YOUR TASK: Reproduce every entry below precisely. Pictures are excluded from the copy.

* * * * * * * * *

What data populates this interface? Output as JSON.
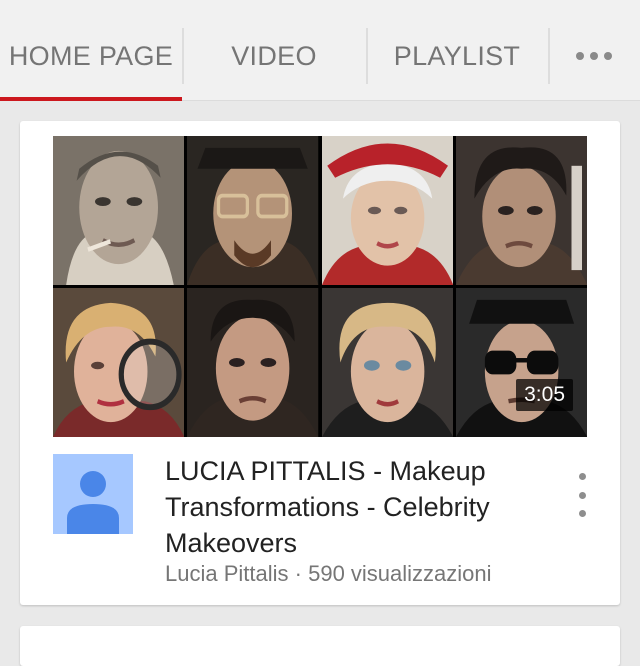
{
  "tabs": [
    {
      "label": "HOME PAGE",
      "active": true
    },
    {
      "label": "VIDEO",
      "active": false
    },
    {
      "label": "PLAYLIST",
      "active": false
    }
  ],
  "more_icon": "more-horizontal-icon",
  "accent_color": "#cc181e",
  "video": {
    "duration": "3:05",
    "title": "LUCIA PITTALIS - Makeup Transformations - Celebrity Makeovers",
    "channel": "Lucia Pittalis",
    "separator": "·",
    "views": "590 visualizzazioni",
    "menu_icon": "more-vertical-icon",
    "channel_avatar_icon": "default-avatar-icon",
    "thumbnail_faces": 8
  }
}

* * * * * * * * *

WRITTEN ANSWER:
What data populates this interface? Output as JSON.
{
  "tabs": [
    {
      "label": "HOME PAGE",
      "active": true
    },
    {
      "label": "VIDEO",
      "active": false
    },
    {
      "label": "PLAYLIST",
      "active": false
    }
  ],
  "more_icon": "more-horizontal-icon",
  "accent_color": "#cc181e",
  "video": {
    "duration": "3:05",
    "title": "LUCIA PITTALIS - Makeup Transformations - Celebrity Makeovers",
    "channel": "Lucia Pittalis",
    "separator": "·",
    "views": "590 visualizzazioni",
    "menu_icon": "more-vertical-icon",
    "channel_avatar_icon": "default-avatar-icon",
    "thumbnail_faces": 8
  }
}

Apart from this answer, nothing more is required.